*SHORT PROBLEM*.
Collect every line of the records below that contains the word "adiabática".

** Begin ROWS **

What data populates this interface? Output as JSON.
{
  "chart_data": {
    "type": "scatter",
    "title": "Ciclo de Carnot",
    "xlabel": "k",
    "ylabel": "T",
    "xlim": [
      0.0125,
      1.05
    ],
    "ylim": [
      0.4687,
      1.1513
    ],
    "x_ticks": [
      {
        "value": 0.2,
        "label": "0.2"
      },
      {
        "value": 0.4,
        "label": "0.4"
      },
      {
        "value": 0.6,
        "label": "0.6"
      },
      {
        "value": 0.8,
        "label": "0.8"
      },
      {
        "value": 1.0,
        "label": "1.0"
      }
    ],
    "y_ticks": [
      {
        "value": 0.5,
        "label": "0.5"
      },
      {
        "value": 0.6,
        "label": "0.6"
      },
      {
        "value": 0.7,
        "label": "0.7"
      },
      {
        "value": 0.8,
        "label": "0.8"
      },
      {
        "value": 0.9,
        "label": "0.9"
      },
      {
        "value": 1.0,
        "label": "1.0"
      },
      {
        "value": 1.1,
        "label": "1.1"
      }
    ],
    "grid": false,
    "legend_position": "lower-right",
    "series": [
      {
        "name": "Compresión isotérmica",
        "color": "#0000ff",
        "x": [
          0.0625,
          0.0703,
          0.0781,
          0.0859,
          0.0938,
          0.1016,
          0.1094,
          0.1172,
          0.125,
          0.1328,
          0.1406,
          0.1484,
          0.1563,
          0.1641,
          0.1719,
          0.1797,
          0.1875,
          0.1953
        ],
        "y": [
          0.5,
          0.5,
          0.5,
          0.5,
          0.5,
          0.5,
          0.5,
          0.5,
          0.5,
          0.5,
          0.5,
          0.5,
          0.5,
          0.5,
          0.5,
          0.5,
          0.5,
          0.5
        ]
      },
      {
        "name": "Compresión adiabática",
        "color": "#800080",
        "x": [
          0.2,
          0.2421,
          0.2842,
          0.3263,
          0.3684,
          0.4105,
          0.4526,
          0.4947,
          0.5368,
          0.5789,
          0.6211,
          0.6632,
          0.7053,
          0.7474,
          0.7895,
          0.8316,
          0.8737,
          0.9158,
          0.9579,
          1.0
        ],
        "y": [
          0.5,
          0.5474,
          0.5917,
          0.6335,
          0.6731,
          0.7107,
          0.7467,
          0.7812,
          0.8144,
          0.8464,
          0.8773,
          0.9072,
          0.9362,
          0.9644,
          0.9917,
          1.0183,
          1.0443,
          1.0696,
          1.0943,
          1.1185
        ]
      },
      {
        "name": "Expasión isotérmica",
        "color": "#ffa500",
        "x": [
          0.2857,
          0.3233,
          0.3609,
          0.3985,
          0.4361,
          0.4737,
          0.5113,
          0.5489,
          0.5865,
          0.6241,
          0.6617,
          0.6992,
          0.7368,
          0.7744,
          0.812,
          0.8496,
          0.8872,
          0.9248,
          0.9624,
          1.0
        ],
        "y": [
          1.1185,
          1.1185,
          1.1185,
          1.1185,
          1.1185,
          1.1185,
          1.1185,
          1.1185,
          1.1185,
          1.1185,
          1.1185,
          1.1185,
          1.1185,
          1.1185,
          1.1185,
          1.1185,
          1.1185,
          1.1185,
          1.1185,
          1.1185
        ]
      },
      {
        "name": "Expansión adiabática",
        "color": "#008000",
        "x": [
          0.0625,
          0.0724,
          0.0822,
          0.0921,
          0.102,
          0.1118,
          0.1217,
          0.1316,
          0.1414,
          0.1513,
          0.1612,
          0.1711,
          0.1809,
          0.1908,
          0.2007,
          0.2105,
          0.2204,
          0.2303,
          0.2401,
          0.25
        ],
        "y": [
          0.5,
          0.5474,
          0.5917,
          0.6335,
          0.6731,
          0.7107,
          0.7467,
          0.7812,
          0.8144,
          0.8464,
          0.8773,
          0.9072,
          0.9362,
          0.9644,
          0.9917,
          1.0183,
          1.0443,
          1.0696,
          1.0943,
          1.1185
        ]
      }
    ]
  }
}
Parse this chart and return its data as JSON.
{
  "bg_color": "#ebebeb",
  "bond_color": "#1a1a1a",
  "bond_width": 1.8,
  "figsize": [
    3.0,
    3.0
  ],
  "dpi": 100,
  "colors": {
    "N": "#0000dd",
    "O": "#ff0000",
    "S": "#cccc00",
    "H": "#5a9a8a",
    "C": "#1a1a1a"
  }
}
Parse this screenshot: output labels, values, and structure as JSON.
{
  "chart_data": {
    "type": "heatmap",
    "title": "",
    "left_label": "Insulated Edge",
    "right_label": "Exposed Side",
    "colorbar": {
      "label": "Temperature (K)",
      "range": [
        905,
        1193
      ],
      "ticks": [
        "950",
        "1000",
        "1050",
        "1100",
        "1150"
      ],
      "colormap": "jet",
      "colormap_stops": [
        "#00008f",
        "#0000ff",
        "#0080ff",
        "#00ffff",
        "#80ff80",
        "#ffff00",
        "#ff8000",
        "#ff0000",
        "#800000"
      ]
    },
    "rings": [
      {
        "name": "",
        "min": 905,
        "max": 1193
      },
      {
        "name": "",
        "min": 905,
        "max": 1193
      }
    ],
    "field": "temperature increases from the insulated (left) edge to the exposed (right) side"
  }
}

** End ROWS **
** Begin ROWS **

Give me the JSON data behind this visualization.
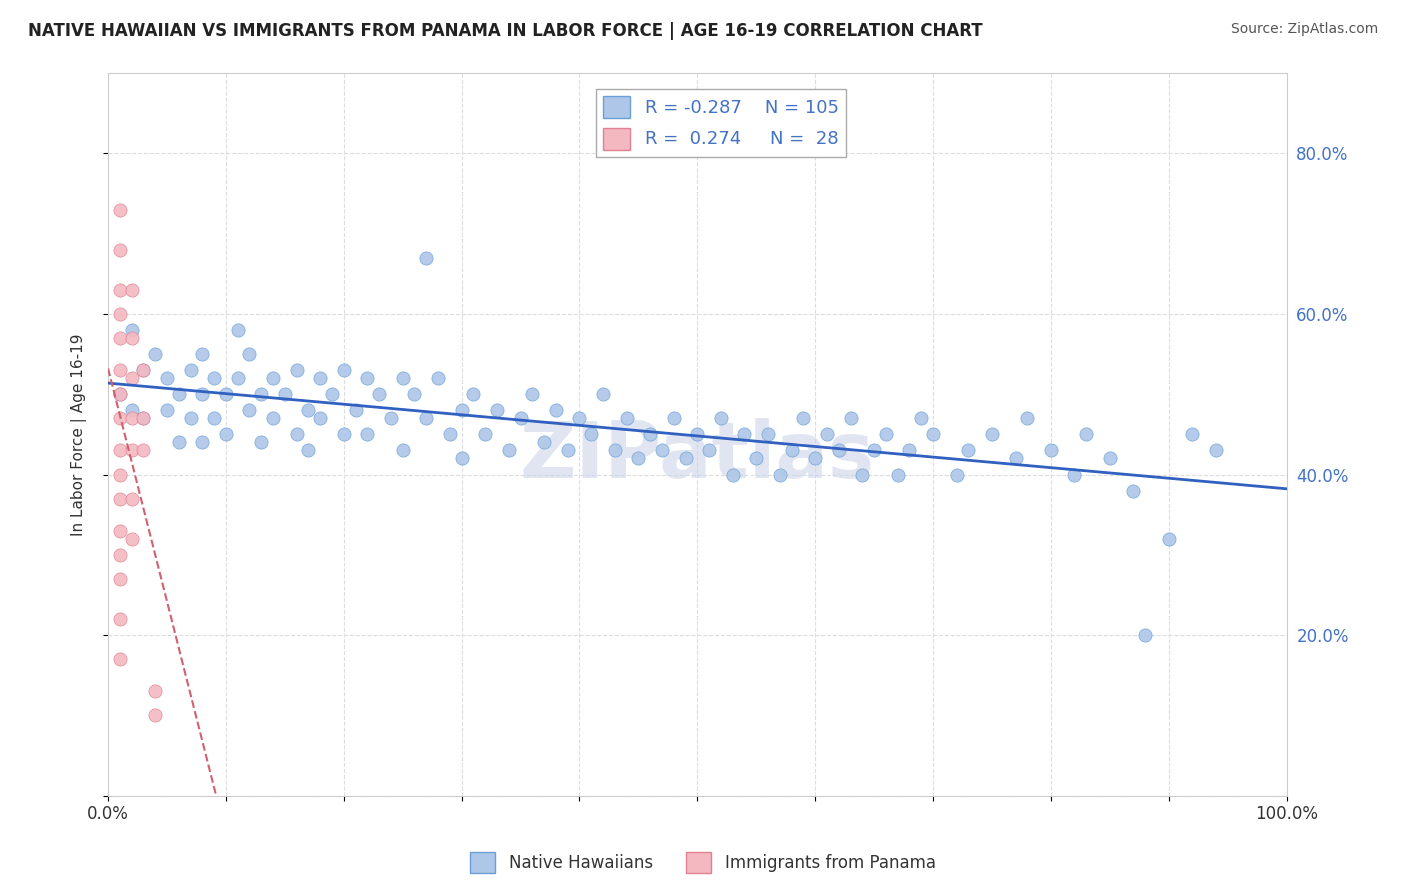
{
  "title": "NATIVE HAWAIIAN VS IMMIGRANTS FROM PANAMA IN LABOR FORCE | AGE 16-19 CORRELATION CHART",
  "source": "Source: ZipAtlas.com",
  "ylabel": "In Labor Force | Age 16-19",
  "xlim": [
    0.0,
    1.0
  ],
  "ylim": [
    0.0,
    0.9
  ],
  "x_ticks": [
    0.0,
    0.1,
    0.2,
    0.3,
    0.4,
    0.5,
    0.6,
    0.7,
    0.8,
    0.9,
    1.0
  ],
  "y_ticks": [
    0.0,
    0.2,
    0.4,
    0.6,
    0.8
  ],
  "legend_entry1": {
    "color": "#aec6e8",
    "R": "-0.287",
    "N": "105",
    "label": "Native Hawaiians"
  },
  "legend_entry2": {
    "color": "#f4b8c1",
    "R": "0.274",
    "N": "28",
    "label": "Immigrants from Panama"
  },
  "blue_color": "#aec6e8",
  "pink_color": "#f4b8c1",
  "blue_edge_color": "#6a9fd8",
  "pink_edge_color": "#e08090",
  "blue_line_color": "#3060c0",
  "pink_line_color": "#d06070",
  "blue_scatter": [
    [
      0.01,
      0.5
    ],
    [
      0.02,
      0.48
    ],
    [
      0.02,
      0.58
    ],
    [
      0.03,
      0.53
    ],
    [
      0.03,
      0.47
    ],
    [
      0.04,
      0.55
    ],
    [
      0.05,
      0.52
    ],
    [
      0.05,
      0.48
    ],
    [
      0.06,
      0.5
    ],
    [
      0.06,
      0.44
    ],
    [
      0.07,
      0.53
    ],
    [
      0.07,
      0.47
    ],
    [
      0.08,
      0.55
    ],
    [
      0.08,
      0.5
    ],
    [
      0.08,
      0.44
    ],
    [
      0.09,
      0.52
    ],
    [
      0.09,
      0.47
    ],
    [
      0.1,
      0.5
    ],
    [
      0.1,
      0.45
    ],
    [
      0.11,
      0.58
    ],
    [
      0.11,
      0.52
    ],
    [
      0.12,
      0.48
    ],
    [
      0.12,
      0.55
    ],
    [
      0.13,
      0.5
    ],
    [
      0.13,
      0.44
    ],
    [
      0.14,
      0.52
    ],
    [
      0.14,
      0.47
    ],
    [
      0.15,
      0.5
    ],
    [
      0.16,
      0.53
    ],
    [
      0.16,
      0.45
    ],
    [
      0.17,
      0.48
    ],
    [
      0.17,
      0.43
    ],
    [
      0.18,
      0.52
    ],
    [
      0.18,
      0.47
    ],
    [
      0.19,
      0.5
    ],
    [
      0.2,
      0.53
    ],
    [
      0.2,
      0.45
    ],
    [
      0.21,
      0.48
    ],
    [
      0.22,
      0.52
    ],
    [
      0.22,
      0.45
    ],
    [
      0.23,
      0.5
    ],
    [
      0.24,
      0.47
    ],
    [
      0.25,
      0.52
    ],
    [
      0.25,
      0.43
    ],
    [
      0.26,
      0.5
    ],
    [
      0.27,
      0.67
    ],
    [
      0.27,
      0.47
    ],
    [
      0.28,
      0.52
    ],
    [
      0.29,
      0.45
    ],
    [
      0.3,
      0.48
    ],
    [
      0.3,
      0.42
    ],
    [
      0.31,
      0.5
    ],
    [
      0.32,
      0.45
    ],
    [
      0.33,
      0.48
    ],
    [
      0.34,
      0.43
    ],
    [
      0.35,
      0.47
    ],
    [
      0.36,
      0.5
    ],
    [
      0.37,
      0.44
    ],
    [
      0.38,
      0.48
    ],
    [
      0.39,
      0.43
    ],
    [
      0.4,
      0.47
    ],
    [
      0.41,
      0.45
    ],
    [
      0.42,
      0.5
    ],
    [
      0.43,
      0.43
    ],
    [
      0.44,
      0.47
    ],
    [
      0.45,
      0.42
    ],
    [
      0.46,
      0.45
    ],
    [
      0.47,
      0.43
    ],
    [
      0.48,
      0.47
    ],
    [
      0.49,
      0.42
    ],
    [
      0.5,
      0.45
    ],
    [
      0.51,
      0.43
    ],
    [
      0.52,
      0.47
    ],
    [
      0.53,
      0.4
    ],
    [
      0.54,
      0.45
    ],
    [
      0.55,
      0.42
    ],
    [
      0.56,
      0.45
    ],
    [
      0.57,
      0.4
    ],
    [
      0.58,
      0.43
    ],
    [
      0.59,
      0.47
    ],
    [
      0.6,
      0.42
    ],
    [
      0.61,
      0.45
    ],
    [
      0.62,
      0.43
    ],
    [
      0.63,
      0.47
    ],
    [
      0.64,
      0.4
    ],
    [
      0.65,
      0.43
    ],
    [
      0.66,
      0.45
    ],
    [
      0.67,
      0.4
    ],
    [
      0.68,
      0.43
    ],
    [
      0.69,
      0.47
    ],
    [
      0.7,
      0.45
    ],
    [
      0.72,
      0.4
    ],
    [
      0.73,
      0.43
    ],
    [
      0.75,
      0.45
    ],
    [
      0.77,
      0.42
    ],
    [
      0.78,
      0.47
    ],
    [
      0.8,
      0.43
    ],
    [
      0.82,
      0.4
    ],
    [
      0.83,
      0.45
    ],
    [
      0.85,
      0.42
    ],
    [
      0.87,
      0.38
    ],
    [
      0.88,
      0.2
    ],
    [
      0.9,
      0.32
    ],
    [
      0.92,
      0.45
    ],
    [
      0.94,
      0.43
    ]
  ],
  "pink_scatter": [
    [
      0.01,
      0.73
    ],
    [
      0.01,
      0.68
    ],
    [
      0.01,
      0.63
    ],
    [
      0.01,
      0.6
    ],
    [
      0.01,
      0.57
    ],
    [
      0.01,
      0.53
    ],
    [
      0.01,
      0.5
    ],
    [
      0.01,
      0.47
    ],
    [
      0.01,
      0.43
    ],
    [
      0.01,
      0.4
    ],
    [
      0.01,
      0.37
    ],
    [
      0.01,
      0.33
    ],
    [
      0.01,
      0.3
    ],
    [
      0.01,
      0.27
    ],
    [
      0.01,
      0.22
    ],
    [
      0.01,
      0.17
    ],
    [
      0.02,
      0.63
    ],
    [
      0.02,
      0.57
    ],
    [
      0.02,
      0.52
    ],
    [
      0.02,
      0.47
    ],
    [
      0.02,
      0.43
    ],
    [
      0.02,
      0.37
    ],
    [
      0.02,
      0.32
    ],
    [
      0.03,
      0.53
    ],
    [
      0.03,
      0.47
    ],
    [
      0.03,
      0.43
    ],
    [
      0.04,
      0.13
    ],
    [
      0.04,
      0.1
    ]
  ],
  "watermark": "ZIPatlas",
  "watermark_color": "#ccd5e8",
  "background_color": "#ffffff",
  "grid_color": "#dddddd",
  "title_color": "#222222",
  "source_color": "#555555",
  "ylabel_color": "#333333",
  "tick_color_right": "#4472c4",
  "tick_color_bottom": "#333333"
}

** End ROWS **

*RESULT FOR THIS TASK*.
        "name": "Compresión adiabática",
        "name": "Expansión adiabática",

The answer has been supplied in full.